» **EXERCISE TASK**:
Show all lines holding "DETAILED".

─── DATASET EXCERPTS

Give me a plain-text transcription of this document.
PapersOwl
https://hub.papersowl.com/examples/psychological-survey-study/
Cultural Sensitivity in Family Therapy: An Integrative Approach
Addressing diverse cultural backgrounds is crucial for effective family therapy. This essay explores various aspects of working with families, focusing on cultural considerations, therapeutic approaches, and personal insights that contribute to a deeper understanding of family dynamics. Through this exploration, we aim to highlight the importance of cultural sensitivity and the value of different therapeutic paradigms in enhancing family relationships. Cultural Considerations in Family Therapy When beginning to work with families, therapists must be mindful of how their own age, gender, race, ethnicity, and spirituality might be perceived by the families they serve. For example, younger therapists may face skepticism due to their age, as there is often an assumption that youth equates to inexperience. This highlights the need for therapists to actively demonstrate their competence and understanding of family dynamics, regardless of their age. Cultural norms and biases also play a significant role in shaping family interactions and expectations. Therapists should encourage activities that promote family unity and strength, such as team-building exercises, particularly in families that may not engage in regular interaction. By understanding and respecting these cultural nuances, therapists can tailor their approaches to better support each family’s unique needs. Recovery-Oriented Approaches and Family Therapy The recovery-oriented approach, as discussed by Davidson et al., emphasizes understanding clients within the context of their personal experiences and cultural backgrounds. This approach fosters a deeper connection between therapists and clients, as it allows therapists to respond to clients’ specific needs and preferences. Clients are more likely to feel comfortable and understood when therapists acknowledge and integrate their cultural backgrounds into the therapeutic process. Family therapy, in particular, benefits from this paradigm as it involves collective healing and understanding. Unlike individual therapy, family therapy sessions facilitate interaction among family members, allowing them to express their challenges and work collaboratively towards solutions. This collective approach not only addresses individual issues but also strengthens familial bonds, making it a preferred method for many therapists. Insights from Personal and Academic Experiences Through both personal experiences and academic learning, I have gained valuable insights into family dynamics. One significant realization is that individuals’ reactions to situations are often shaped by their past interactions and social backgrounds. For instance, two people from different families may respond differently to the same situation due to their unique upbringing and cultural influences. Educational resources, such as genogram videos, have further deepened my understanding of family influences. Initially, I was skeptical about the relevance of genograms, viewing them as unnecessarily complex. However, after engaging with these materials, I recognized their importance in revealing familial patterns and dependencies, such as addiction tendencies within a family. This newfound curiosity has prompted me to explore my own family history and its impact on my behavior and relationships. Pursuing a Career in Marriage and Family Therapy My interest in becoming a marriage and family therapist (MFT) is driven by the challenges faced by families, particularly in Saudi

──────
─── DATASET EXCERPTS

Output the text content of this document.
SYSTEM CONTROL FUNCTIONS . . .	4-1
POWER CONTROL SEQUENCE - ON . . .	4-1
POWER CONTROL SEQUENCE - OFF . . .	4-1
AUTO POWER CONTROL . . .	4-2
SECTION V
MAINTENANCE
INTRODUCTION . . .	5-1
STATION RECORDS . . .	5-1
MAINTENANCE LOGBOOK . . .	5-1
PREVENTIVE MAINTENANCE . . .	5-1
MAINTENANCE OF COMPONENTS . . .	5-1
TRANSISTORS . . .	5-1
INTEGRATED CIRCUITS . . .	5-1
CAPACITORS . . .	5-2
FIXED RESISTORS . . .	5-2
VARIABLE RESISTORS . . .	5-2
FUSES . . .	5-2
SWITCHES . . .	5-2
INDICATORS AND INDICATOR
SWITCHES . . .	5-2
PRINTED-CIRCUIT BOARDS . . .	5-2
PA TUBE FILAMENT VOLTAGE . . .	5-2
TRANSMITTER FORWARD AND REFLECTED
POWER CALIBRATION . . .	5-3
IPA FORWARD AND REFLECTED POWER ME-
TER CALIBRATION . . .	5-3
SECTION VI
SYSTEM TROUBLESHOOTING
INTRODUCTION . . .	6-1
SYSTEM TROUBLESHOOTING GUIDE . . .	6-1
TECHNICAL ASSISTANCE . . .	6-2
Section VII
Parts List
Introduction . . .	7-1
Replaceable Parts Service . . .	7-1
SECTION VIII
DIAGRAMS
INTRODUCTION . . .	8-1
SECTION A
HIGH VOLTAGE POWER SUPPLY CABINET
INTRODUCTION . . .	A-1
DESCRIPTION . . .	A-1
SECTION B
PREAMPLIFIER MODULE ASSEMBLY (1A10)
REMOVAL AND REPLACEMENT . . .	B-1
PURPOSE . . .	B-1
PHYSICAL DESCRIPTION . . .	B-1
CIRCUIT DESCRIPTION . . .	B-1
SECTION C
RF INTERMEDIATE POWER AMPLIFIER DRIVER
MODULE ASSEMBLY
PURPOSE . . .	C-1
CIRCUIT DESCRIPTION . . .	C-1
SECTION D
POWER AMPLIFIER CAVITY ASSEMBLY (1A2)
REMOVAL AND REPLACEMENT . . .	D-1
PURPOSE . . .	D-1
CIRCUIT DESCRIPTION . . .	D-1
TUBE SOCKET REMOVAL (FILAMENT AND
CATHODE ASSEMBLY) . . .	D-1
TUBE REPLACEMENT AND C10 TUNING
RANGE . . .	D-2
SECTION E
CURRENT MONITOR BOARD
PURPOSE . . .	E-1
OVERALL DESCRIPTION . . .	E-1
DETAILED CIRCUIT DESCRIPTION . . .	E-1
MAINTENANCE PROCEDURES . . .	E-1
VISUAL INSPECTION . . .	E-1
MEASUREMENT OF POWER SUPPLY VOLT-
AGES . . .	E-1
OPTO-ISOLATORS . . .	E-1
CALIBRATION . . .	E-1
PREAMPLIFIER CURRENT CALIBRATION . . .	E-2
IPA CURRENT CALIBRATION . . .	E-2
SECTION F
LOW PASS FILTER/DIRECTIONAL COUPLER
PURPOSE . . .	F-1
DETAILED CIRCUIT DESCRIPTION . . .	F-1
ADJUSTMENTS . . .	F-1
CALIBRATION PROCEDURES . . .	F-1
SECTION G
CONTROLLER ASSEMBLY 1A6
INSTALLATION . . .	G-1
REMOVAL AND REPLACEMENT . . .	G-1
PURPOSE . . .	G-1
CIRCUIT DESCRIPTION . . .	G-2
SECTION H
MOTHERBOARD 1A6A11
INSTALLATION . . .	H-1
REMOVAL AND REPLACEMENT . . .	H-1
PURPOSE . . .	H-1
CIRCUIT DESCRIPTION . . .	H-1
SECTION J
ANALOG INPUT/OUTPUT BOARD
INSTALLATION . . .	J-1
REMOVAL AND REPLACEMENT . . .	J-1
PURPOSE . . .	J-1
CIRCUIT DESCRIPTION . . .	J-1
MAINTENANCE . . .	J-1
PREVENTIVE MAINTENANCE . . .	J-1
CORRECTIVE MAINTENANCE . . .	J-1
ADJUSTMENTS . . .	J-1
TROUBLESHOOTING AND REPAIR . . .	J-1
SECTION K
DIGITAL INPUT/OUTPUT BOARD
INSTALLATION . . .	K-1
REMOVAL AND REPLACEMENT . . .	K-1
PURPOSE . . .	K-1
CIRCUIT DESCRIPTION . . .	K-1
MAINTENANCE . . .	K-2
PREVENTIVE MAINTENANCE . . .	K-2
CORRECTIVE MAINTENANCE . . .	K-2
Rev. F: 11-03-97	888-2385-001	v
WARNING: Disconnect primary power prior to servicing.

──────

» **RESULT FOR THIS TASK**:
DETAILED CIRCUIT DESCRIPTION . . .	E-1
DETAILED CIRCUIT DESCRIPTION . . .	F-1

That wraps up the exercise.